Images are excluded; otherwise, output every record exactly.

= The input =
"""
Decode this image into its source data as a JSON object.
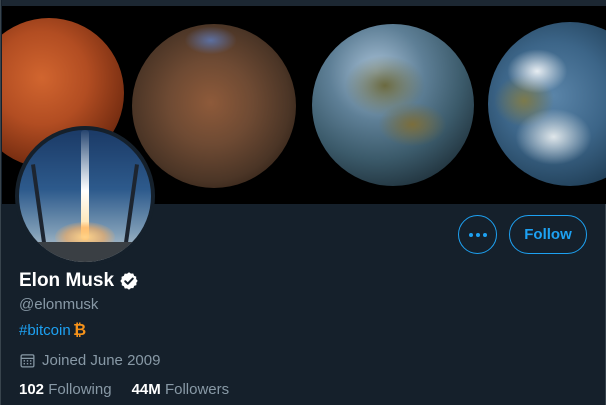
{
  "profile": {
    "name": "Elon Musk",
    "handle": "@elonmusk",
    "bio_hashtag": "#bitcoin",
    "bio_emoji": "bitcoin-icon",
    "joined": "Joined June 2009",
    "verified": true
  },
  "actions": {
    "more_icon": "more-horizontal-icon",
    "follow_label": "Follow"
  },
  "stats": {
    "following_count": "102",
    "following_label": "Following",
    "followers_count": "44M",
    "followers_label": "Followers"
  },
  "colors": {
    "background": "#15202b",
    "accent": "#1da1f2",
    "secondary_text": "#8899a6",
    "bitcoin": "#f7931a"
  }
}
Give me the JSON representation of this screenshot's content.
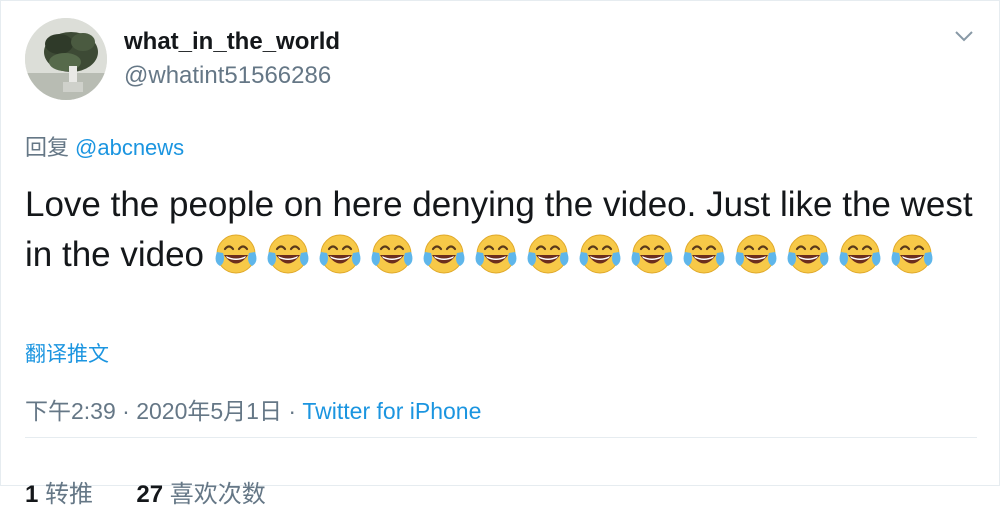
{
  "tweet": {
    "display_name": "what_in_the_world",
    "handle": "@whatint51566286",
    "reply_prefix": "回复",
    "reply_mention": "@abcnews",
    "text": "Love the people on here denying the video. Just like the west in the video",
    "emoji": "face-with-tears-of-joy",
    "emoji_count": 14,
    "translate_label": "翻译推文",
    "timestamp": "下午2:39 · 2020年5月1日",
    "separator": " · ",
    "source": "Twitter for iPhone"
  },
  "stats": {
    "retweets_count": "1",
    "retweets_label": "转推",
    "likes_count": "27",
    "likes_label": "喜欢次数"
  },
  "colors": {
    "link": "#1b95e0",
    "secondary": "#657786",
    "text": "#14171a"
  }
}
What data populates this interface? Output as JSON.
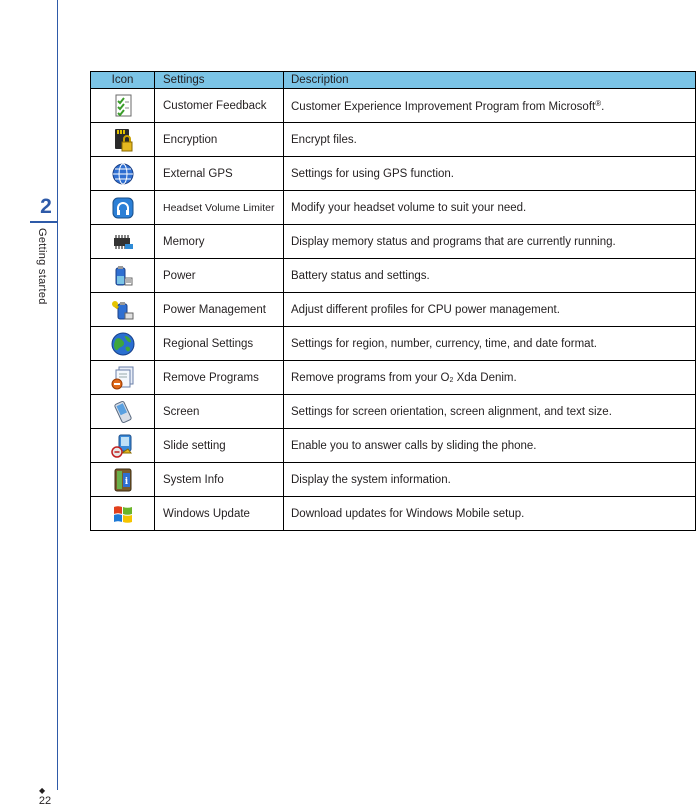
{
  "sidebar": {
    "chapter_number": "2",
    "chapter_title": "Getting started",
    "page_number": "22",
    "page_marker": "◆"
  },
  "table": {
    "headers": {
      "icon": "Icon",
      "settings": "Settings",
      "description": "Description"
    },
    "rows": [
      {
        "icon": "customer-feedback-icon",
        "setting": "Customer Feedback",
        "description": "Customer Experience Improvement Program from Microsoft",
        "description_suffix": "®",
        "description_end": "."
      },
      {
        "icon": "encryption-icon",
        "setting": "Encryption",
        "description": "Encrypt files."
      },
      {
        "icon": "external-gps-icon",
        "setting": "External GPS",
        "description": "Settings for using GPS function."
      },
      {
        "icon": "headset-volume-limiter-icon",
        "setting": "Headset Volume Limiter",
        "description": "Modify your headset volume to suit your need."
      },
      {
        "icon": "memory-icon",
        "setting": "Memory",
        "description": "Display memory status and programs that are currently running."
      },
      {
        "icon": "power-icon",
        "setting": "Power",
        "description": "Battery status and settings."
      },
      {
        "icon": "power-management-icon",
        "setting": "Power Management",
        "description": "Adjust different profiles for CPU power management."
      },
      {
        "icon": "regional-settings-icon",
        "setting": "Regional Settings",
        "description": "Settings for region, number, currency, time, and date format."
      },
      {
        "icon": "remove-programs-icon",
        "setting": "Remove Programs",
        "description": "Remove programs from your O",
        "description_sub": "2",
        "description_end": " Xda Denim."
      },
      {
        "icon": "screen-icon",
        "setting": "Screen",
        "description": "Settings for screen orientation, screen alignment, and text size."
      },
      {
        "icon": "slide-setting-icon",
        "setting": "Slide setting",
        "description": "Enable you to answer calls by sliding the phone."
      },
      {
        "icon": "system-info-icon",
        "setting": "System Info",
        "description": "Display the system information."
      },
      {
        "icon": "windows-update-icon",
        "setting": "Windows Update",
        "description": "Download updates for Windows Mobile setup."
      }
    ]
  }
}
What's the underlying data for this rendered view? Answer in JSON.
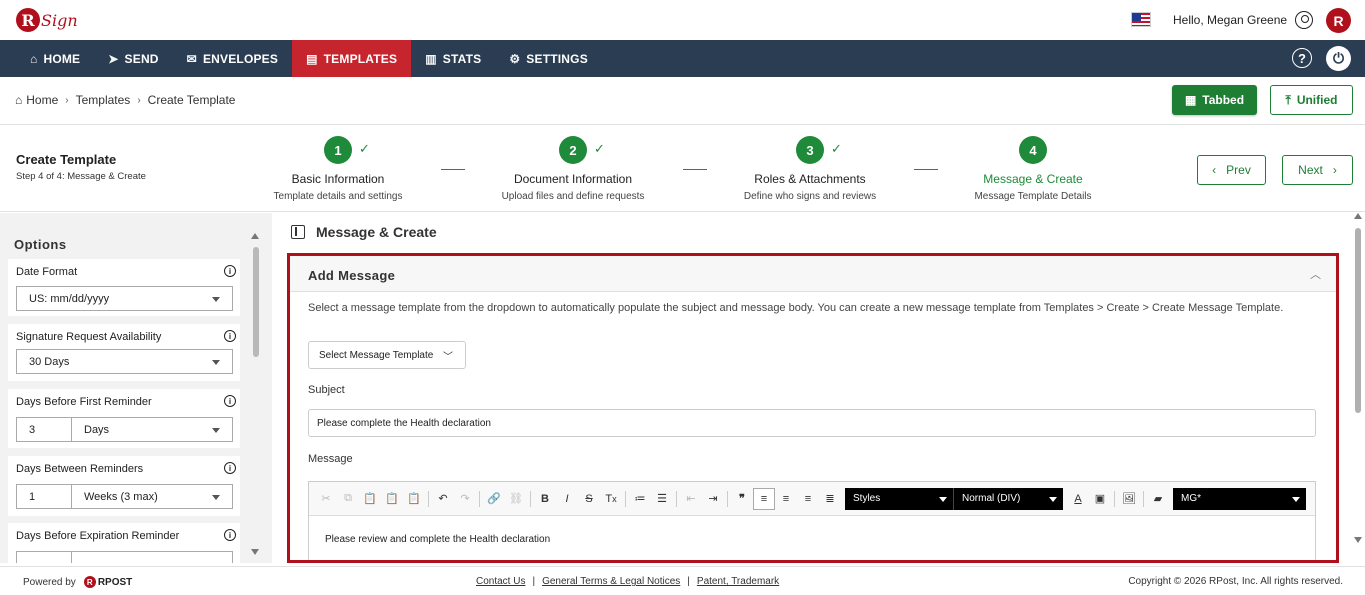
"""
= Exercise result =
Decode this image into its source data as a JSON object.
{
  "profile": {
    "name": "Elon Musk",
    "handle": "@elonmusk",
    "bio_hashtag": "#bitcoin",
    "bio_emoji": "bitcoin-icon",
    "joined": "Joined June 2009",
    "verified": true
  },
  "actions": {
    "more_icon": "more-horizontal-icon",
    "follow_label": "Follow"
  },
  "stats": {
    "following_count": "102",
    "following_label": "Following",
    "followers_count": "44M",
    "followers_label": "Followers"
  },
  "colors": {
    "background": "#15202b",
    "accent": "#1da1f2",
    "secondary_text": "#8899a6",
    "bitcoin": "#f7931a"
  }
}
Give me the JSON representation of this screenshot's content.
{
  "tweet": {
    "display_name": "what_in_the_world",
    "handle": "@whatint51566286",
    "reply_prefix": "回复",
    "reply_mention": "@abcnews",
    "text": "Love the people on here denying the video. Just like the west in the video",
    "emoji": "face-with-tears-of-joy",
    "emoji_count": 14,
    "translate_label": "翻译推文",
    "timestamp": "下午2:39 · 2020年5月1日",
    "separator": " · ",
    "source": "Twitter for iPhone"
  },
  "stats": {
    "retweets_count": "1",
    "retweets_label": "转推",
    "likes_count": "27",
    "likes_label": "喜欢次数"
  },
  "colors": {
    "link": "#1b95e0",
    "secondary": "#657786",
    "text": "#14171a"
  }
}
What data populates this interface? Output as JSON.
{
  "sidebar": {
    "chapter_number": "2",
    "chapter_title": "Getting started",
    "page_number": "22",
    "page_marker": "◆"
  },
  "table": {
    "headers": {
      "icon": "Icon",
      "settings": "Settings",
      "description": "Description"
    },
    "rows": [
      {
        "icon": "customer-feedback-icon",
        "setting": "Customer Feedback",
        "description": "Customer Experience Improvement Program from Microsoft",
        "description_suffix": "®",
        "description_end": "."
      },
      {
        "icon": "encryption-icon",
        "setting": "Encryption",
        "description": "Encrypt files."
      },
      {
        "icon": "external-gps-icon",
        "setting": "External GPS",
        "description": "Settings for using GPS function."
      },
      {
        "icon": "headset-volume-limiter-icon",
        "setting": "Headset Volume Limiter",
        "description": "Modify your headset volume to suit your need."
      },
      {
        "icon": "memory-icon",
        "setting": "Memory",
        "description": "Display memory status and programs that are currently running."
      },
      {
        "icon": "power-icon",
        "setting": "Power",
        "description": "Battery status and settings."
      },
      {
        "icon": "power-management-icon",
        "setting": "Power Management",
        "description": "Adjust different profiles for CPU power management."
      },
      {
        "icon": "regional-settings-icon",
        "setting": "Regional Settings",
        "description": "Settings for region, number, currency, time, and date format."
      },
      {
        "icon": "remove-programs-icon",
        "setting": "Remove Programs",
        "description": "Remove programs from your O",
        "description_sub": "2",
        "description_end": " Xda Denim."
      },
      {
        "icon": "screen-icon",
        "setting": "Screen",
        "description": "Settings for screen orientation, screen alignment, and text size."
      },
      {
        "icon": "slide-setting-icon",
        "setting": "Slide setting",
        "description": "Enable you to answer calls by sliding the phone."
      },
      {
        "icon": "system-info-icon",
        "setting": "System Info",
        "description": "Display the system information."
      },
      {
        "icon": "windows-update-icon",
        "setting": "Windows Update",
        "description": "Download updates for Windows Mobile setup."
      }
    ]
  }
}
What's the underlying data for this rendered view? Answer in JSON.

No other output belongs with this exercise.